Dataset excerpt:

+ + +

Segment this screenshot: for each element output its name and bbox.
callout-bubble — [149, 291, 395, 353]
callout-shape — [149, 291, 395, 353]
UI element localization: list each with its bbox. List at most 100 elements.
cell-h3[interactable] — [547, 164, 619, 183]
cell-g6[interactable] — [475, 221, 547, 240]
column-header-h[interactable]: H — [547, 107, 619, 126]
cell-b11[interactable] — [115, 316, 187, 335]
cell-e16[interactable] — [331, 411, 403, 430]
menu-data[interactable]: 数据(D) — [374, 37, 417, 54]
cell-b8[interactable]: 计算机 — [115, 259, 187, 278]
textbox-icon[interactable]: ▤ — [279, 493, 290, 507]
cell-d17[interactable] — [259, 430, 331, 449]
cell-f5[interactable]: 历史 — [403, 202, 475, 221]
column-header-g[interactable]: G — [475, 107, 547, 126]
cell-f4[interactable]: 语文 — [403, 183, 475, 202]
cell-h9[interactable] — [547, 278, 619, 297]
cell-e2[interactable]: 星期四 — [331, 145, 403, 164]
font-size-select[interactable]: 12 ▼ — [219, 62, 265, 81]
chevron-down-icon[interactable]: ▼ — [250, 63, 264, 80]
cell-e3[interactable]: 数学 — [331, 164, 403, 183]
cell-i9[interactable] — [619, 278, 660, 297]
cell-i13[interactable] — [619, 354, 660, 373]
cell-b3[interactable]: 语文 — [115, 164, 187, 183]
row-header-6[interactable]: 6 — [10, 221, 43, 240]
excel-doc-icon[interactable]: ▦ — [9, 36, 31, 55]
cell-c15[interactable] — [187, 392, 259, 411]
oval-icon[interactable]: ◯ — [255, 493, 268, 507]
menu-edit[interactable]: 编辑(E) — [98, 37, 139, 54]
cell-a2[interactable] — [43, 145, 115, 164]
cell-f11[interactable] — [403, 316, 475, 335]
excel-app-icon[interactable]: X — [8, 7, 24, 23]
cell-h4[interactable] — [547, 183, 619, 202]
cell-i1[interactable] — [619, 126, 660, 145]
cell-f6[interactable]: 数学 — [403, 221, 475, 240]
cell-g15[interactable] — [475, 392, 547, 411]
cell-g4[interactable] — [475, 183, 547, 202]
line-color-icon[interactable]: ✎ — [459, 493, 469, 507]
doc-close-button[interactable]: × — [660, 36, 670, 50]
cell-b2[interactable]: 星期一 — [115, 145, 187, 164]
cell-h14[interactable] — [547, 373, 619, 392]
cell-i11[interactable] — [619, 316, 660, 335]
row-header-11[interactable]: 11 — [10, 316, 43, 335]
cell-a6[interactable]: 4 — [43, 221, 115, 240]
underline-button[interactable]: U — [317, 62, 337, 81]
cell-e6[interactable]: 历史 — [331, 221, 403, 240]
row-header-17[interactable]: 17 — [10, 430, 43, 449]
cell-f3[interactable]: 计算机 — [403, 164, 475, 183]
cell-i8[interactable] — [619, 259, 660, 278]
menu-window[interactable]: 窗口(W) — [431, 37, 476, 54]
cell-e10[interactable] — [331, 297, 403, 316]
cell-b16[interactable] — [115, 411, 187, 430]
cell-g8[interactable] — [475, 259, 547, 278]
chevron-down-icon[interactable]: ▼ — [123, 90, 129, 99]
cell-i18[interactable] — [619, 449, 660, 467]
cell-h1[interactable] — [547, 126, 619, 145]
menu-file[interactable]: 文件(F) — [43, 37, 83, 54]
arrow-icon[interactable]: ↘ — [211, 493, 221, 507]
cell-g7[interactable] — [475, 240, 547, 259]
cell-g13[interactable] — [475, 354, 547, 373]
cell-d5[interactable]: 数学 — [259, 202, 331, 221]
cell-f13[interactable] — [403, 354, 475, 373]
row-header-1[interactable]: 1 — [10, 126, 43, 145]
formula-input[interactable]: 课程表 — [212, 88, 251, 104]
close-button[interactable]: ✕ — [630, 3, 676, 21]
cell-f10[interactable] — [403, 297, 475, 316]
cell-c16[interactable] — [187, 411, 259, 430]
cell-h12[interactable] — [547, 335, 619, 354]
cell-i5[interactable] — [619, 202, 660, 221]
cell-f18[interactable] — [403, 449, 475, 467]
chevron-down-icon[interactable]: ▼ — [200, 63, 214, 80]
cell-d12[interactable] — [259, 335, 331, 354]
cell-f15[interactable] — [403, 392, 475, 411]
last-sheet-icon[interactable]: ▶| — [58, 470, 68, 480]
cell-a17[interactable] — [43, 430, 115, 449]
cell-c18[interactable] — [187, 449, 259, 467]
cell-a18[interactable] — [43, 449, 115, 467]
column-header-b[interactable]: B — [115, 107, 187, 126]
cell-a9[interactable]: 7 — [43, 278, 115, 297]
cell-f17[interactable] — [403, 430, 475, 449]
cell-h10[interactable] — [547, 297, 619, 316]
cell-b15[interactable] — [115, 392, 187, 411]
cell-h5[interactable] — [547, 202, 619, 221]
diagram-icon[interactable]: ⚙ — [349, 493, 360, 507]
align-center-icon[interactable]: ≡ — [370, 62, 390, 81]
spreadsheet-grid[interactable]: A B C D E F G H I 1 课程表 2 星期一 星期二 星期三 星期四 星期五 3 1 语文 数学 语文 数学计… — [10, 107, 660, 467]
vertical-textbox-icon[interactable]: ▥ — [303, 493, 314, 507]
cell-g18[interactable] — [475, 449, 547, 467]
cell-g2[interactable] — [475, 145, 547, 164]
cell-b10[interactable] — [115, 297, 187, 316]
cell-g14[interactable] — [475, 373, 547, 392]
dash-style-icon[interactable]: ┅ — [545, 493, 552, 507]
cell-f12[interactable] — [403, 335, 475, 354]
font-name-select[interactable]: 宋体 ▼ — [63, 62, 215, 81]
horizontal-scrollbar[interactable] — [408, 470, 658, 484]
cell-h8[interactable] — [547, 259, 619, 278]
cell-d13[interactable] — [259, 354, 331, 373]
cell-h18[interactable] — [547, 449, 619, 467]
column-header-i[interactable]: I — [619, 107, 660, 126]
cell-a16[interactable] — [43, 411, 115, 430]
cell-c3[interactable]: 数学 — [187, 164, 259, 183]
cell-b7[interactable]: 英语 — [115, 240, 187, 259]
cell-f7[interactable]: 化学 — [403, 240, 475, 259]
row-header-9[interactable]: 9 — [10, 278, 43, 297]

+ + +

■ **WHAT TO PRODUCE**: Copy all of the records above verbatim, keeping every line unchanged and in its original order.

■ **EXPECTED ANSWER**:
Segment this screenshot: for each element output its name and bbox.
callout-bubble — [149, 291, 395, 353]
callout-shape — [149, 291, 395, 353]
UI element localization: list each with its bbox. List at most 100 elements.
cell-h3[interactable] — [547, 164, 619, 183]
cell-g6[interactable] — [475, 221, 547, 240]
column-header-h[interactable]: H — [547, 107, 619, 126]
cell-b11[interactable] — [115, 316, 187, 335]
cell-e16[interactable] — [331, 411, 403, 430]
menu-data[interactable]: 数据(D) — [374, 37, 417, 54]
cell-b8[interactable]: 计算机 — [115, 259, 187, 278]
textbox-icon[interactable]: ▤ — [279, 493, 290, 507]
cell-d17[interactable] — [259, 430, 331, 449]
cell-f5[interactable]: 历史 — [403, 202, 475, 221]
column-header-g[interactable]: G — [475, 107, 547, 126]
cell-f4[interactable]: 语文 — [403, 183, 475, 202]
cell-h9[interactable] — [547, 278, 619, 297]
cell-e2[interactable]: 星期四 — [331, 145, 403, 164]
font-size-select[interactable]: 12 ▼ — [219, 62, 265, 81]
chevron-down-icon[interactable]: ▼ — [250, 63, 264, 80]
cell-e3[interactable]: 数学 — [331, 164, 403, 183]
cell-i9[interactable] — [619, 278, 660, 297]
cell-i13[interactable] — [619, 354, 660, 373]
cell-b3[interactable]: 语文 — [115, 164, 187, 183]
row-header-6[interactable]: 6 — [10, 221, 43, 240]
excel-doc-icon[interactable]: ▦ — [9, 36, 31, 55]
cell-c15[interactable] — [187, 392, 259, 411]
oval-icon[interactable]: ◯ — [255, 493, 268, 507]
menu-edit[interactable]: 编辑(E) — [98, 37, 139, 54]
cell-a2[interactable] — [43, 145, 115, 164]
cell-f11[interactable] — [403, 316, 475, 335]
excel-app-icon[interactable]: X — [8, 7, 24, 23]
cell-h4[interactable] — [547, 183, 619, 202]
cell-i1[interactable] — [619, 126, 660, 145]
cell-f6[interactable]: 数学 — [403, 221, 475, 240]
cell-g15[interactable] — [475, 392, 547, 411]
cell-g4[interactable] — [475, 183, 547, 202]
line-color-icon[interactable]: ✎ — [459, 493, 469, 507]
doc-close-button[interactable]: × — [660, 36, 670, 50]
cell-b2[interactable]: 星期一 — [115, 145, 187, 164]
cell-h14[interactable] — [547, 373, 619, 392]
cell-i11[interactable] — [619, 316, 660, 335]
row-header-11[interactable]: 11 — [10, 316, 43, 335]
cell-a6[interactable]: 4 — [43, 221, 115, 240]
underline-button[interactable]: U — [317, 62, 337, 81]
cell-e6[interactable]: 历史 — [331, 221, 403, 240]
row-header-17[interactable]: 17 — [10, 430, 43, 449]
cell-f3[interactable]: 计算机 — [403, 164, 475, 183]
cell-i8[interactable] — [619, 259, 660, 278]
menu-window[interactable]: 窗口(W) — [431, 37, 476, 54]
cell-e10[interactable] — [331, 297, 403, 316]
cell-b16[interactable] — [115, 411, 187, 430]
cell-g8[interactable] — [475, 259, 547, 278]
chevron-down-icon[interactable]: ▼ — [123, 90, 129, 99]
cell-i18[interactable] — [619, 449, 660, 467]
cell-h1[interactable] — [547, 126, 619, 145]
menu-file[interactable]: 文件(F) — [43, 37, 83, 54]
arrow-icon[interactable]: ↘ — [211, 493, 221, 507]
cell-g7[interactable] — [475, 240, 547, 259]
cell-g13[interactable] — [475, 354, 547, 373]
cell-d5[interactable]: 数学 — [259, 202, 331, 221]
cell-f13[interactable] — [403, 354, 475, 373]
row-header-1[interactable]: 1 — [10, 126, 43, 145]
formula-input[interactable]: 课程表 — [212, 88, 251, 104]
close-button[interactable]: ✕ — [630, 3, 676, 21]
cell-f10[interactable] — [403, 297, 475, 316]
cell-c16[interactable] — [187, 411, 259, 430]
cell-h12[interactable] — [547, 335, 619, 354]
cell-i5[interactable] — [619, 202, 660, 221]
cell-f18[interactable] — [403, 449, 475, 467]
chevron-down-icon[interactable]: ▼ — [200, 63, 214, 80]
cell-d12[interactable] — [259, 335, 331, 354]
cell-f15[interactable] — [403, 392, 475, 411]
last-sheet-icon[interactable]: ▶| — [58, 470, 68, 480]
cell-a17[interactable] — [43, 430, 115, 449]
cell-c18[interactable] — [187, 449, 259, 467]
cell-a18[interactable] — [43, 449, 115, 467]
column-header-b[interactable]: B — [115, 107, 187, 126]
cell-a9[interactable]: 7 — [43, 278, 115, 297]
cell-f17[interactable] — [403, 430, 475, 449]
cell-h10[interactable] — [547, 297, 619, 316]
cell-b15[interactable] — [115, 392, 187, 411]
cell-h5[interactable] — [547, 202, 619, 221]
diagram-icon[interactable]: ⚙ — [349, 493, 360, 507]
align-center-icon[interactable]: ≡ — [370, 62, 390, 81]
spreadsheet-grid[interactable]: A B C D E F G H I 1 课程表 2 星期一 星期二 星期三 星期四 星期五 3 1 语文 数学 语文 数学计… — [10, 107, 660, 467]
vertical-textbox-icon[interactable]: ▥ — [303, 493, 314, 507]
cell-g18[interactable] — [475, 449, 547, 467]
cell-g2[interactable] — [475, 145, 547, 164]
cell-b10[interactable] — [115, 297, 187, 316]
cell-g14[interactable] — [475, 373, 547, 392]
dash-style-icon[interactable]: ┅ — [545, 493, 552, 507]
cell-f12[interactable] — [403, 335, 475, 354]
font-name-select[interactable]: 宋体 ▼ — [63, 62, 215, 81]
horizontal-scrollbar[interactable] — [408, 470, 658, 484]
cell-h8[interactable] — [547, 259, 619, 278]
cell-d13[interactable] — [259, 354, 331, 373]
cell-h18[interactable] — [547, 449, 619, 467]
column-header-i[interactable]: I — [619, 107, 660, 126]
cell-a16[interactable] — [43, 411, 115, 430]
cell-c3[interactable]: 数学 — [187, 164, 259, 183]
cell-b7[interactable]: 英语 — [115, 240, 187, 259]
cell-f7[interactable]: 化学 — [403, 240, 475, 259]
row-header-9[interactable]: 9 — [10, 278, 43, 297]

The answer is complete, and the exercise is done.